• Requirements:
Write down every entry below once more, exactly.

########

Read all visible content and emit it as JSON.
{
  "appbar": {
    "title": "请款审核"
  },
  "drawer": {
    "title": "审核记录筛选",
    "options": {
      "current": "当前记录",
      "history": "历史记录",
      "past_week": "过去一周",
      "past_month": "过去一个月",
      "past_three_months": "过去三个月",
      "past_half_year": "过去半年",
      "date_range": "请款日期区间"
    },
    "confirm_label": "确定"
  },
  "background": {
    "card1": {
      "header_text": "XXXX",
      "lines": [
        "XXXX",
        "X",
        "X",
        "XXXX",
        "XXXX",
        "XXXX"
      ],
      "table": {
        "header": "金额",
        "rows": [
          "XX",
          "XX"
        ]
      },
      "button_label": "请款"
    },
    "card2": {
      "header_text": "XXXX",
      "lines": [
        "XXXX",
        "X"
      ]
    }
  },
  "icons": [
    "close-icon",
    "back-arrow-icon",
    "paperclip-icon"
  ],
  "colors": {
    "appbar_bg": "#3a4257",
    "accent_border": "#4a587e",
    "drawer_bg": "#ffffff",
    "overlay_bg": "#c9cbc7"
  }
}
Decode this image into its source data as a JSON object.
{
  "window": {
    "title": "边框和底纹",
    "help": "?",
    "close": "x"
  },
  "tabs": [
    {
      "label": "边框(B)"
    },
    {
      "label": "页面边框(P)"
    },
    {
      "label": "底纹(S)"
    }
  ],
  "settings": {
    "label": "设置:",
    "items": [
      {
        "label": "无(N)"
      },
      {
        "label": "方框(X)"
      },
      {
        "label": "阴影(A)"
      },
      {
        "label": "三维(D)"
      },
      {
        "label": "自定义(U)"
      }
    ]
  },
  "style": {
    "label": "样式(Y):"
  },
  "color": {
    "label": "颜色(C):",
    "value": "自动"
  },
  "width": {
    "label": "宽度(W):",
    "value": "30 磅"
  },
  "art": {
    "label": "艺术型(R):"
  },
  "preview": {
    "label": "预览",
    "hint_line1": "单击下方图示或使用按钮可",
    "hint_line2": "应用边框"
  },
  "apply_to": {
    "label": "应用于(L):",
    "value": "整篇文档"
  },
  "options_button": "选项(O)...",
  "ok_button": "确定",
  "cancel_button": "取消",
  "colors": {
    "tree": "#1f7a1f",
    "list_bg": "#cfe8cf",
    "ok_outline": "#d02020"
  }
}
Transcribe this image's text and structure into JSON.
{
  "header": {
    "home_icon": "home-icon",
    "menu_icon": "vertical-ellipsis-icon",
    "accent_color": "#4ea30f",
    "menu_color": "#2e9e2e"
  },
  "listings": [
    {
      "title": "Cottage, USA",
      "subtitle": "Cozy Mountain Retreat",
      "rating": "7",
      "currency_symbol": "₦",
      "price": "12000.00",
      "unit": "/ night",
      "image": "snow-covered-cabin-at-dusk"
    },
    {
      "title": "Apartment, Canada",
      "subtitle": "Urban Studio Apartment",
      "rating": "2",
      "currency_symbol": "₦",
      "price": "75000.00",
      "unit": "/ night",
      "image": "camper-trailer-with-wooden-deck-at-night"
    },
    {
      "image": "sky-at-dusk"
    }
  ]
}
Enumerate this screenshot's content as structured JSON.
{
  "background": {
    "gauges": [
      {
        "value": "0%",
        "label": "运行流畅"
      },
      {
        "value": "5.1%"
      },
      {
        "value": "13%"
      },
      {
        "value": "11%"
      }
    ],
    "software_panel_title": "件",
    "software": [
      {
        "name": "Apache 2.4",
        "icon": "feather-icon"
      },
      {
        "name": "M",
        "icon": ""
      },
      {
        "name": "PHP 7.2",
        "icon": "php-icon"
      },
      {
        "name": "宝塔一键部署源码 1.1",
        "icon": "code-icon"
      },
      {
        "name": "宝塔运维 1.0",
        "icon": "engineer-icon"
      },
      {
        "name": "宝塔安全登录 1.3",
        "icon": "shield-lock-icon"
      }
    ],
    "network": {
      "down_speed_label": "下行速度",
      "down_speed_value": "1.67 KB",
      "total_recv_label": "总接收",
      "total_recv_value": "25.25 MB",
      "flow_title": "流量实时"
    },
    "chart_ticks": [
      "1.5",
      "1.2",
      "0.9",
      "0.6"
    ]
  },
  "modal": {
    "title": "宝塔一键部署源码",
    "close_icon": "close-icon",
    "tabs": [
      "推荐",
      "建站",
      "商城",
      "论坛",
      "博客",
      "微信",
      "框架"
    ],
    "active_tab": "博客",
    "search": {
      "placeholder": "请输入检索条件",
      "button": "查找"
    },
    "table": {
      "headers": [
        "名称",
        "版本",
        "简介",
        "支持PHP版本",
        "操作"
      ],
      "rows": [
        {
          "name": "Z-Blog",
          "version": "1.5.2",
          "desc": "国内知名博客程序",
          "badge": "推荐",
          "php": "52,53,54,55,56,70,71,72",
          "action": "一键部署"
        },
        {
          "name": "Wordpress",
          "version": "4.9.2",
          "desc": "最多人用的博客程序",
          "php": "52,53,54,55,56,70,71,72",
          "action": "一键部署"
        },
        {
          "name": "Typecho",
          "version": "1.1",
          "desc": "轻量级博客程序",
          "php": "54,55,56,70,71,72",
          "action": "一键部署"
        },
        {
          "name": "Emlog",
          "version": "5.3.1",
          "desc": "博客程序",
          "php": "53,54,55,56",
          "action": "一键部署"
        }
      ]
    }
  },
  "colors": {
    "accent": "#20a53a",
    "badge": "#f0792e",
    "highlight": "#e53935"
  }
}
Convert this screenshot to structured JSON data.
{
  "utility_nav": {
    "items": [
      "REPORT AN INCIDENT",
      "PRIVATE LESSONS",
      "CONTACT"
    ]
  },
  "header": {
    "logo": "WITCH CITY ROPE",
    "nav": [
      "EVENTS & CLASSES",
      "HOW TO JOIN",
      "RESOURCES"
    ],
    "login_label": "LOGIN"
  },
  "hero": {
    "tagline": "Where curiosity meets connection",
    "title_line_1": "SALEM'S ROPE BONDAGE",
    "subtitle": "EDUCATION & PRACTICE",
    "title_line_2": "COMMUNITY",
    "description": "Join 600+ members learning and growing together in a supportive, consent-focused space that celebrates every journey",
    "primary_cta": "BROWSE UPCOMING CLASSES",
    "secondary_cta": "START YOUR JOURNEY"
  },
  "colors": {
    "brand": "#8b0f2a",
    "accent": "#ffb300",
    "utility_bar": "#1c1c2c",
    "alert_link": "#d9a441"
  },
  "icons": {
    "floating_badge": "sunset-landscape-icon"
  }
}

########

• Output of the task:
Read all visible content and emit it as JSON.
{
  "appbar": {
    "title": "请款审核"
  },
  "drawer": {
    "title": "审核记录筛选",
    "options": {
      "current": "当前记录",
      "history": "历史记录",
      "past_week": "过去一周",
      "past_month": "过去一个月",
      "past_three_months": "过去三个月",
      "past_half_year": "过去半年",
      "date_range": "请款日期区间"
    },
    "confirm_label": "确定"
  },
  "background": {
    "card1": {
      "header_text": "XXXX",
      "lines": [
        "XXXX",
        "X",
        "X",
        "XXXX",
        "XXXX",
        "XXXX"
      ],
      "table": {
        "header": "金额",
        "rows": [
          "XX",
          "XX"
        ]
      },
      "button_label": "请款"
    },
    "card2": {
      "header_text": "XXXX",
      "lines": [
        "XXXX",
        "X"
      ]
    }
  },
  "icons": [
    "close-icon",
    "back-arrow-icon",
    "paperclip-icon"
  ],
  "colors": {
    "appbar_bg": "#3a4257",
    "accent_border": "#4a587e",
    "drawer_bg": "#ffffff",
    "overlay_bg": "#c9cbc7"
  }
}
Decode this image into its source data as a JSON object.
{
  "window": {
    "title": "边框和底纹",
    "help": "?",
    "close": "x"
  },
  "tabs": [
    {
      "label": "边框(B)"
    },
    {
      "label": "页面边框(P)"
    },
    {
      "label": "底纹(S)"
    }
  ],
  "settings": {
    "label": "设置:",
    "items": [
      {
        "label": "无(N)"
      },
      {
        "label": "方框(X)"
      },
      {
        "label": "阴影(A)"
      },
      {
        "label": "三维(D)"
      },
      {
        "label": "自定义(U)"
      }
    ]
  },
  "style": {
    "label": "样式(Y):"
  },
  "color": {
    "label": "颜色(C):",
    "value": "自动"
  },
  "width": {
    "label": "宽度(W):",
    "value": "30 磅"
  },
  "art": {
    "label": "艺术型(R):"
  },
  "preview": {
    "label": "预览",
    "hint_line1": "单击下方图示或使用按钮可",
    "hint_line2": "应用边框"
  },
  "apply_to": {
    "label": "应用于(L):",
    "value": "整篇文档"
  },
  "options_button": "选项(O)...",
  "ok_button": "确定",
  "cancel_button": "取消",
  "colors": {
    "tree": "#1f7a1f",
    "list_bg": "#cfe8cf",
    "ok_outline": "#d02020"
  }
}
Transcribe this image's text and structure into JSON.
{
  "header": {
    "home_icon": "home-icon",
    "menu_icon": "vertical-ellipsis-icon",
    "accent_color": "#4ea30f",
    "menu_color": "#2e9e2e"
  },
  "listings": [
    {
      "title": "Cottage, USA",
      "subtitle": "Cozy Mountain Retreat",
      "rating": "7",
      "currency_symbol": "₦",
      "price": "12000.00",
      "unit": "/ night",
      "image": "snow-covered-cabin-at-dusk"
    },
    {
      "title": "Apartment, Canada",
      "subtitle": "Urban Studio Apartment",
      "rating": "2",
      "currency_symbol": "₦",
      "price": "75000.00",
      "unit": "/ night",
      "image": "camper-trailer-with-wooden-deck-at-night"
    },
    {
      "image": "sky-at-dusk"
    }
  ]
}
Enumerate this screenshot's content as structured JSON.
{
  "background": {
    "gauges": [
      {
        "value": "0%",
        "label": "运行流畅"
      },
      {
        "value": "5.1%"
      },
      {
        "value": "13%"
      },
      {
        "value": "11%"
      }
    ],
    "software_panel_title": "件",
    "software": [
      {
        "name": "Apache 2.4",
        "icon": "feather-icon"
      },
      {
        "name": "M",
        "icon": ""
      },
      {
        "name": "PHP 7.2",
        "icon": "php-icon"
      },
      {
        "name": "宝塔一键部署源码 1.1",
        "icon": "code-icon"
      },
      {
        "name": "宝塔运维 1.0",
        "icon": "engineer-icon"
      },
      {
        "name": "宝塔安全登录 1.3",
        "icon": "shield-lock-icon"
      }
    ],
    "network": {
      "down_speed_label": "下行速度",
      "down_speed_value": "1.67 KB",
      "total_recv_label": "总接收",
      "total_recv_value": "25.25 MB",
      "flow_title": "流量实时"
    },
    "chart_ticks": [
      "1.5",
      "1.2",
      "0.9",
      "0.6"
    ]
  },
  "modal": {
    "title": "宝塔一键部署源码",
    "close_icon": "close-icon",
    "tabs": [
      "推荐",
      "建站",
      "商城",
      "论坛",
      "博客",
      "微信",
      "框架"
    ],
    "active_tab": "博客",
    "search": {
      "placeholder": "请输入检索条件",
      "button": "查找"
    },
    "table": {
      "headers": [
        "名称",
        "版本",
        "简介",
        "支持PHP版本",
        "操作"
      ],
      "rows": [
        {
          "name": "Z-Blog",
          "version": "1.5.2",
          "desc": "国内知名博客程序",
          "badge": "推荐",
          "php": "52,53,54,55,56,70,71,72",
          "action": "一键部署"
        },
        {
          "name": "Wordpress",
          "version": "4.9.2",
          "desc": "最多人用的博客程序",
          "php": "52,53,54,55,56,70,71,72",
          "action": "一键部署"
        },
        {
          "name": "Typecho",
          "version": "1.1",
          "desc": "轻量级博客程序",
          "php": "54,55,56,70,71,72",
          "action": "一键部署"
        },
        {
          "name": "Emlog",
          "version": "5.3.1",
          "desc": "博客程序",
          "php": "53,54,55,56",
          "action": "一键部署"
        }
      ]
    }
  },
  "colors": {
    "accent": "#20a53a",
    "badge": "#f0792e",
    "highlight": "#e53935"
  }
}
Convert this screenshot to structured JSON data.
{
  "utility_nav": {
    "items": [
      "REPORT AN INCIDENT",
      "PRIVATE LESSONS",
      "CONTACT"
    ]
  },
  "header": {
    "logo": "WITCH CITY ROPE",
    "nav": [
      "EVENTS & CLASSES",
      "HOW TO JOIN",
      "RESOURCES"
    ],
    "login_label": "LOGIN"
  },
  "hero": {
    "tagline": "Where curiosity meets connection",
    "title_line_1": "SALEM'S ROPE BONDAGE",
    "subtitle": "EDUCATION & PRACTICE",
    "title_line_2": "COMMUNITY",
    "description": "Join 600+ members learning and growing together in a supportive, consent-focused space that celebrates every journey",
    "primary_cta": "BROWSE UPCOMING CLASSES",
    "secondary_cta": "START YOUR JOURNEY"
  },
  "colors": {
    "brand": "#8b0f2a",
    "accent": "#ffb300",
    "utility_bar": "#1c1c2c",
    "alert_link": "#d9a441"
  },
  "icons": {
    "floating_badge": "sunset-landscape-icon"
  }
}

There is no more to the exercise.